## TASK STATEMENT
Determine how many lines of the material hold the string "进出口服务网" and reply with only that number.

## DATASET
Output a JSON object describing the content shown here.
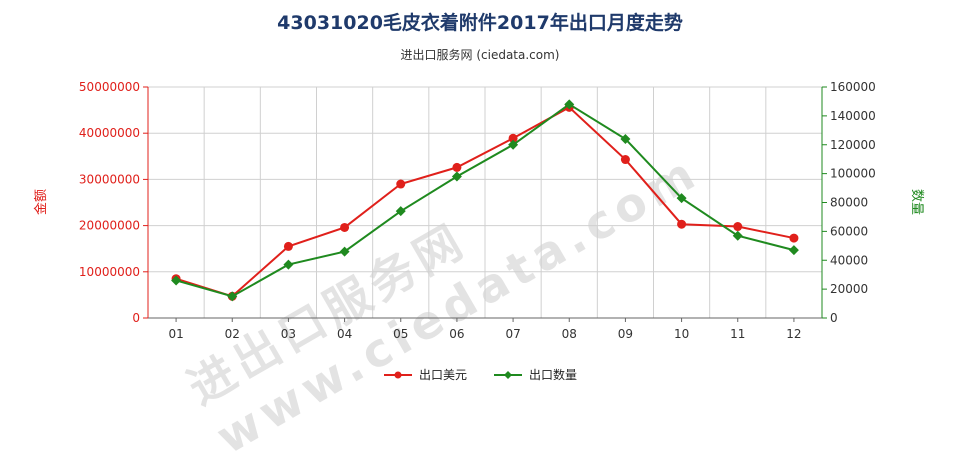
{
  "title": "43031020毛皮衣着附件2017年出口月度走势",
  "subtitle": "进出口服务网 (ciedata.com)",
  "watermark": "进出口服务网 www.ciedata.com",
  "chart_data": {
    "type": "line",
    "categories": [
      "01",
      "02",
      "03",
      "04",
      "05",
      "06",
      "07",
      "08",
      "09",
      "10",
      "11",
      "12"
    ],
    "y_left": {
      "label": "金额",
      "ylim": [
        0,
        50000000
      ],
      "ticks": [
        "0",
        "10000000",
        "20000000",
        "30000000",
        "40000000",
        "50000000"
      ],
      "color": "#e0201b"
    },
    "y_right": {
      "label": "数量",
      "ylim": [
        0,
        160000
      ],
      "ticks": [
        "0",
        "20000",
        "40000",
        "60000",
        "80000",
        "100000",
        "120000",
        "140000",
        "160000"
      ],
      "color": "#1f8a1f"
    },
    "series": [
      {
        "name": "出口美元",
        "axis": "left",
        "color": "#e0201b",
        "values": [
          8500000,
          4700000,
          15500000,
          19600000,
          29000000,
          32600000,
          38900000,
          45600000,
          34300000,
          20300000,
          19800000,
          17300000
        ]
      },
      {
        "name": "出口数量",
        "axis": "right",
        "color": "#1f8a1f",
        "values": [
          26000,
          15000,
          37000,
          46000,
          74000,
          98000,
          120000,
          148000,
          124000,
          83000,
          57000,
          47000
        ]
      }
    ],
    "grid": true,
    "legend_position": "bottom-center"
  }
}
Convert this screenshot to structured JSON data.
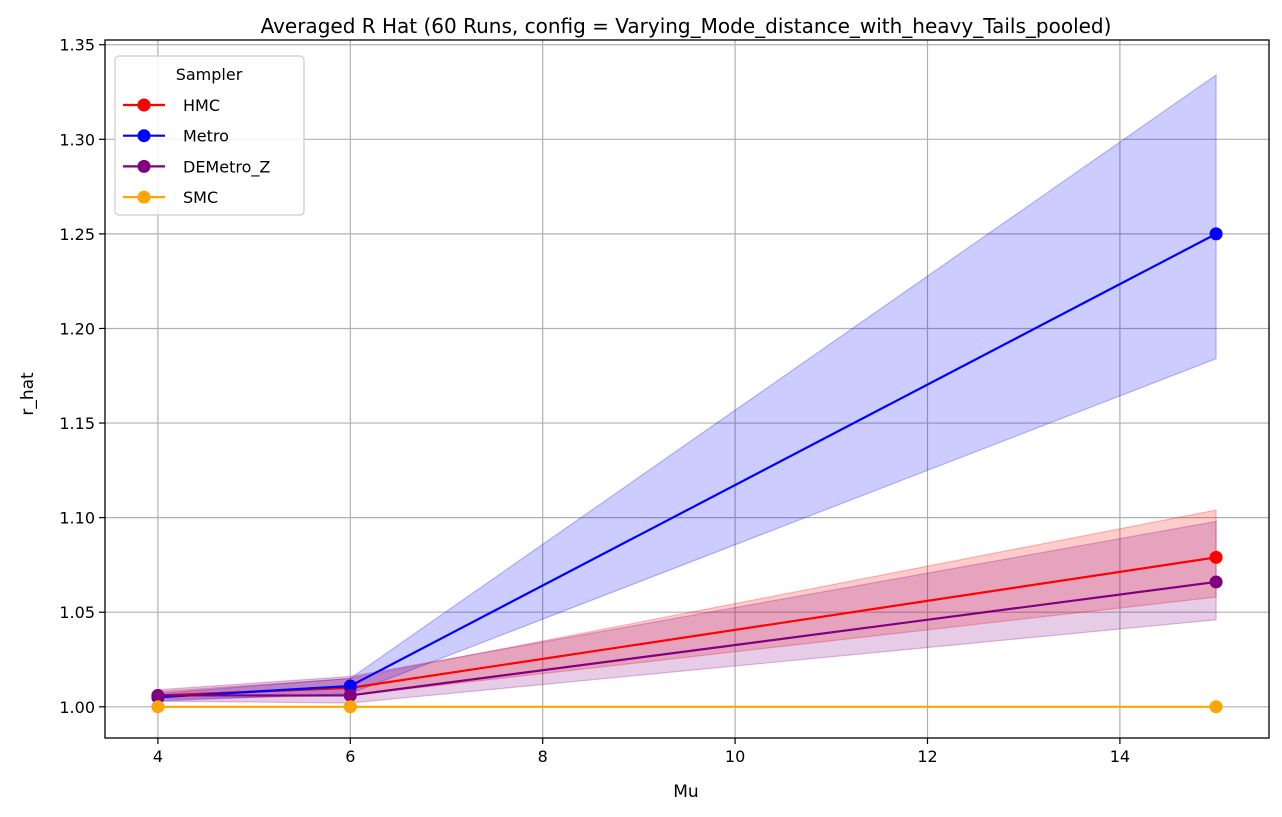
{
  "chart_data": {
    "type": "line",
    "title": "Averaged R Hat (60 Runs, config = Varying_Mode_distance_with_heavy_Tails_pooled)",
    "xlabel": "Mu",
    "ylabel": "r_hat",
    "xlim": [
      3.45,
      15.55
    ],
    "ylim": [
      0.9835,
      1.3525
    ],
    "xticks": [
      4,
      6,
      8,
      10,
      12,
      14
    ],
    "yticks": [
      1.0,
      1.05,
      1.1,
      1.15,
      1.2,
      1.25,
      1.3,
      1.35
    ],
    "ytick_labels": [
      "1.00",
      "1.05",
      "1.10",
      "1.15",
      "1.20",
      "1.25",
      "1.30",
      "1.35"
    ],
    "grid": true,
    "legend_title": "Sampler",
    "legend_position": "upper-left",
    "x": [
      4,
      6,
      15
    ],
    "series": [
      {
        "name": "HMC",
        "color": "#ff0000",
        "values": [
          1.006,
          1.01,
          1.079
        ],
        "lower": [
          1.004,
          1.006,
          1.058
        ],
        "upper": [
          1.008,
          1.015,
          1.104
        ]
      },
      {
        "name": "Metro",
        "color": "#0000ff",
        "values": [
          1.005,
          1.011,
          1.25
        ],
        "lower": [
          1.003,
          1.007,
          1.184
        ],
        "upper": [
          1.007,
          1.015,
          1.334
        ]
      },
      {
        "name": "DEMetro_Z",
        "color": "#800080",
        "values": [
          1.006,
          1.006,
          1.066
        ],
        "lower": [
          1.003,
          1.002,
          1.046
        ],
        "upper": [
          1.009,
          1.016,
          1.098
        ]
      },
      {
        "name": "SMC",
        "color": "#ffa500",
        "values": [
          1.0,
          1.0,
          1.0
        ],
        "lower": [
          1.0,
          1.0,
          1.0
        ],
        "upper": [
          1.0,
          1.0,
          1.0
        ]
      }
    ]
  }
}
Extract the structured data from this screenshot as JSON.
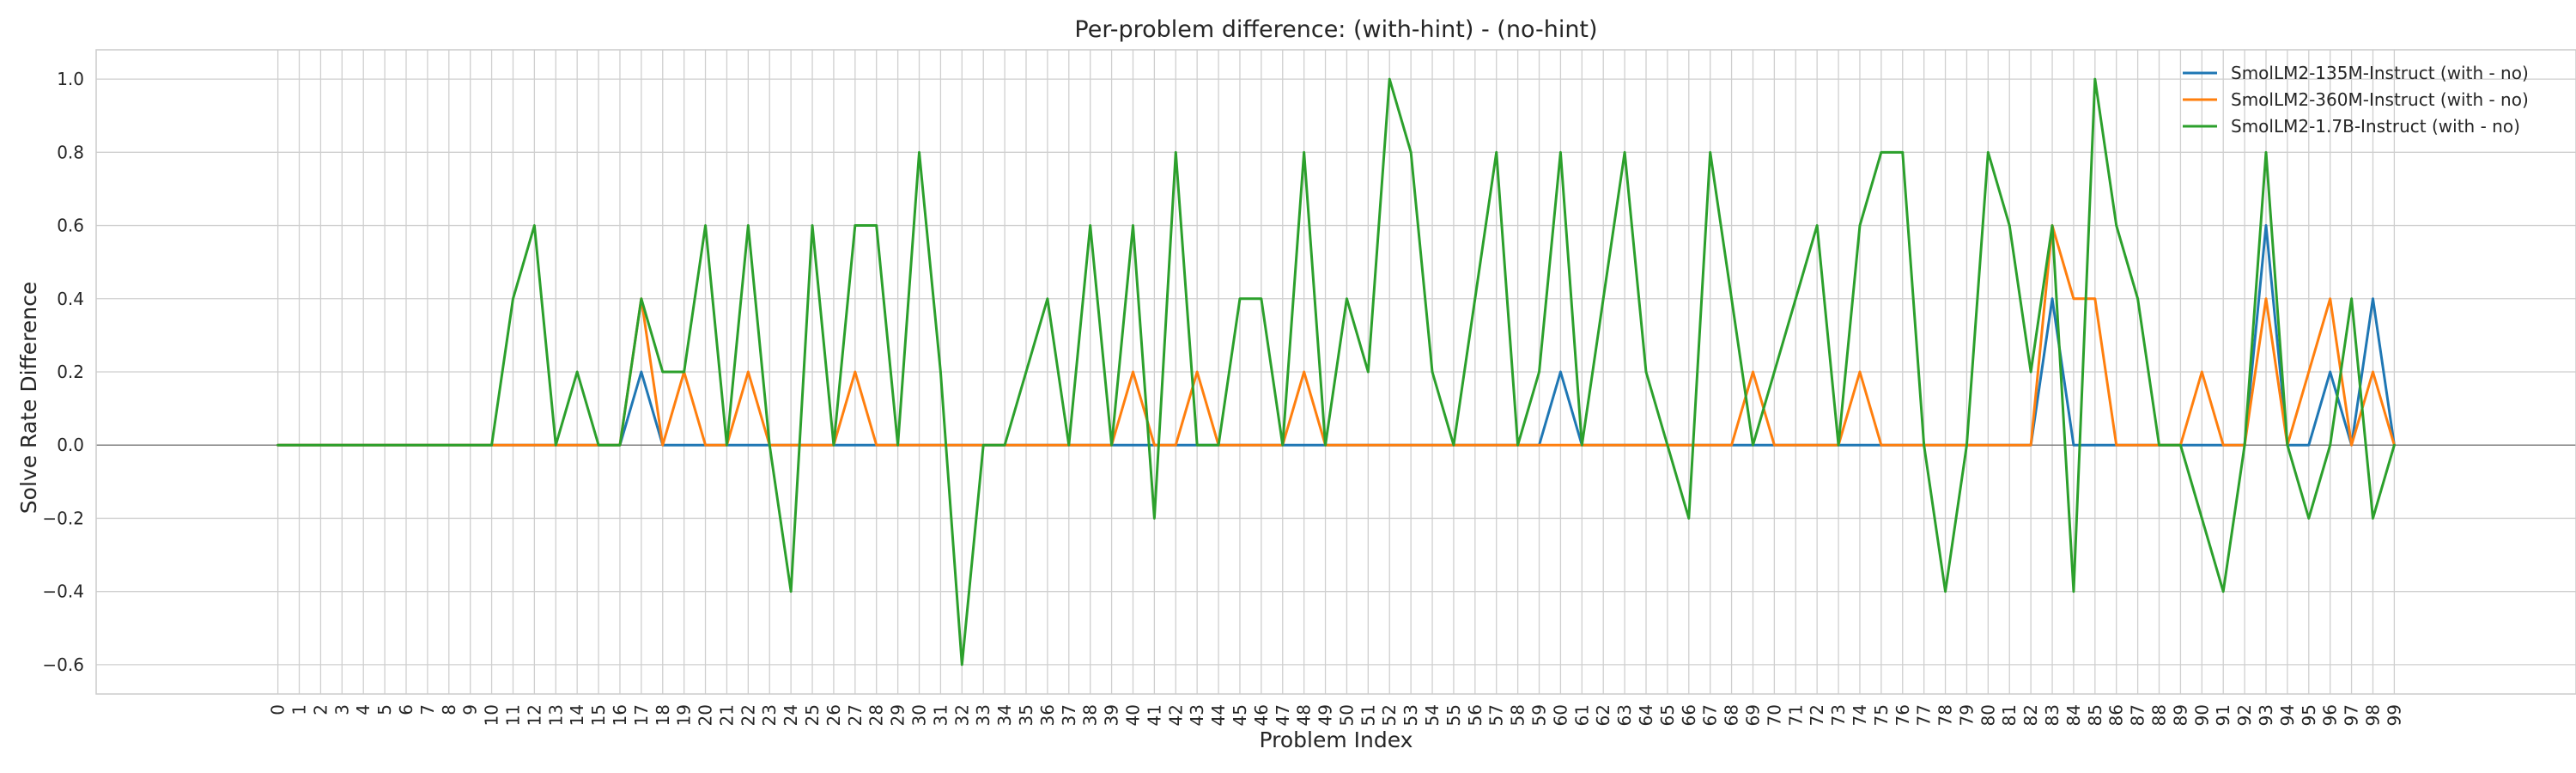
{
  "chart_data": {
    "type": "line",
    "title": "Per-problem difference: (with-hint) - (no-hint)",
    "xlabel": "Problem Index",
    "ylabel": "Solve Rate Difference",
    "xlim": [
      -8.5,
      107.5
    ],
    "ylim": [
      -0.68,
      1.08
    ],
    "yticks": [
      -0.6,
      -0.4,
      -0.2,
      0.0,
      0.2,
      0.4,
      0.6,
      0.8,
      1.0
    ],
    "ytick_labels": [
      "−0.6",
      "−0.4",
      "−0.2",
      "0.0",
      "0.2",
      "0.4",
      "0.6",
      "0.8",
      "1.0"
    ],
    "x": [
      0,
      1,
      2,
      3,
      4,
      5,
      6,
      7,
      8,
      9,
      10,
      11,
      12,
      13,
      14,
      15,
      16,
      17,
      18,
      19,
      20,
      21,
      22,
      23,
      24,
      25,
      26,
      27,
      28,
      29,
      30,
      31,
      32,
      33,
      34,
      35,
      36,
      37,
      38,
      39,
      40,
      41,
      42,
      43,
      44,
      45,
      46,
      47,
      48,
      49,
      50,
      51,
      52,
      53,
      54,
      55,
      56,
      57,
      58,
      59,
      60,
      61,
      62,
      63,
      64,
      65,
      66,
      67,
      68,
      69,
      70,
      71,
      72,
      73,
      74,
      75,
      76,
      77,
      78,
      79,
      80,
      81,
      82,
      83,
      84,
      85,
      86,
      87,
      88,
      89,
      90,
      91,
      92,
      93,
      94,
      95,
      96,
      97,
      98,
      99
    ],
    "grid": true,
    "legend_position": "top-right",
    "zero_line_color": "#808080",
    "series": [
      {
        "name": "SmolLM2-135M-Instruct (with - no)",
        "color": "#1f77b4",
        "values": [
          0,
          0,
          0,
          0,
          0,
          0,
          0,
          0,
          0,
          0,
          0,
          0,
          0,
          0,
          0,
          0,
          0,
          0.2,
          0,
          0,
          0,
          0,
          0,
          0,
          0,
          0,
          0,
          0,
          0,
          0,
          0,
          0,
          0,
          0,
          0,
          0,
          0,
          0,
          0,
          0,
          0,
          0,
          0,
          0,
          0,
          0,
          0,
          0,
          0,
          0,
          0,
          0,
          0,
          0,
          0,
          0,
          0,
          0,
          0,
          0,
          0.2,
          0,
          0,
          0,
          0,
          0,
          0,
          0,
          0,
          0,
          0,
          0,
          0,
          0,
          0,
          0,
          0,
          0,
          0,
          0,
          0,
          0,
          0,
          0.4,
          0,
          0,
          0,
          0,
          0,
          0,
          0,
          0,
          0,
          0.6,
          0,
          0,
          0.2,
          0,
          0.4,
          0
        ]
      },
      {
        "name": "SmolLM2-360M-Instruct (with - no)",
        "color": "#ff7f0e",
        "values": [
          0,
          0,
          0,
          0,
          0,
          0,
          0,
          0,
          0,
          0,
          0,
          0,
          0,
          0,
          0,
          0,
          0,
          0.4,
          0,
          0.2,
          0,
          0,
          0.2,
          0,
          0,
          0,
          0,
          0.2,
          0,
          0,
          0,
          0,
          0,
          0,
          0,
          0,
          0,
          0,
          0,
          0,
          0.2,
          0,
          0,
          0.2,
          0,
          0,
          0,
          0,
          0.2,
          0,
          0,
          0,
          0,
          0,
          0,
          0,
          0,
          0,
          0,
          0,
          0,
          0,
          0,
          0,
          0,
          0,
          0,
          0,
          0,
          0.2,
          0,
          0,
          0,
          0,
          0.2,
          0,
          0,
          0,
          0,
          0,
          0,
          0,
          0,
          0.6,
          0.4,
          0.4,
          0,
          0,
          0,
          0,
          0.2,
          0,
          0,
          0.4,
          0,
          0.2,
          0.4,
          0,
          0.2,
          0
        ]
      },
      {
        "name": "SmolLM2-1.7B-Instruct (with - no)",
        "color": "#2ca02c",
        "values": [
          0,
          0,
          0,
          0,
          0,
          0,
          0,
          0,
          0,
          0,
          0,
          0.4,
          0.6,
          0,
          0.2,
          0,
          0,
          0.4,
          0.2,
          0.2,
          0.6,
          0,
          0.6,
          0,
          -0.4,
          0.6,
          0,
          0.6,
          0.6,
          0,
          0.8,
          0.2,
          -0.6,
          0,
          0,
          0.2,
          0.4,
          0,
          0.6,
          0,
          0.6,
          -0.2,
          0.8,
          0,
          0,
          0.4,
          0.4,
          0,
          0.8,
          0,
          0.4,
          0.2,
          1.0,
          0.8,
          0.2,
          0,
          0.4,
          0.8,
          0,
          0.2,
          0.8,
          0,
          0.4,
          0.8,
          0.2,
          0,
          -0.2,
          0.8,
          0.4,
          0,
          0.2,
          0.4,
          0.6,
          0,
          0.6,
          0.8,
          0.8,
          0,
          -0.4,
          0,
          0.8,
          0.6,
          0.2,
          0.6,
          -0.4,
          1.0,
          0.6,
          0.4,
          0,
          0,
          -0.2,
          -0.4,
          0,
          0.8,
          0,
          -0.2,
          0,
          0.4,
          -0.2,
          0
        ]
      }
    ]
  }
}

## RESULT
2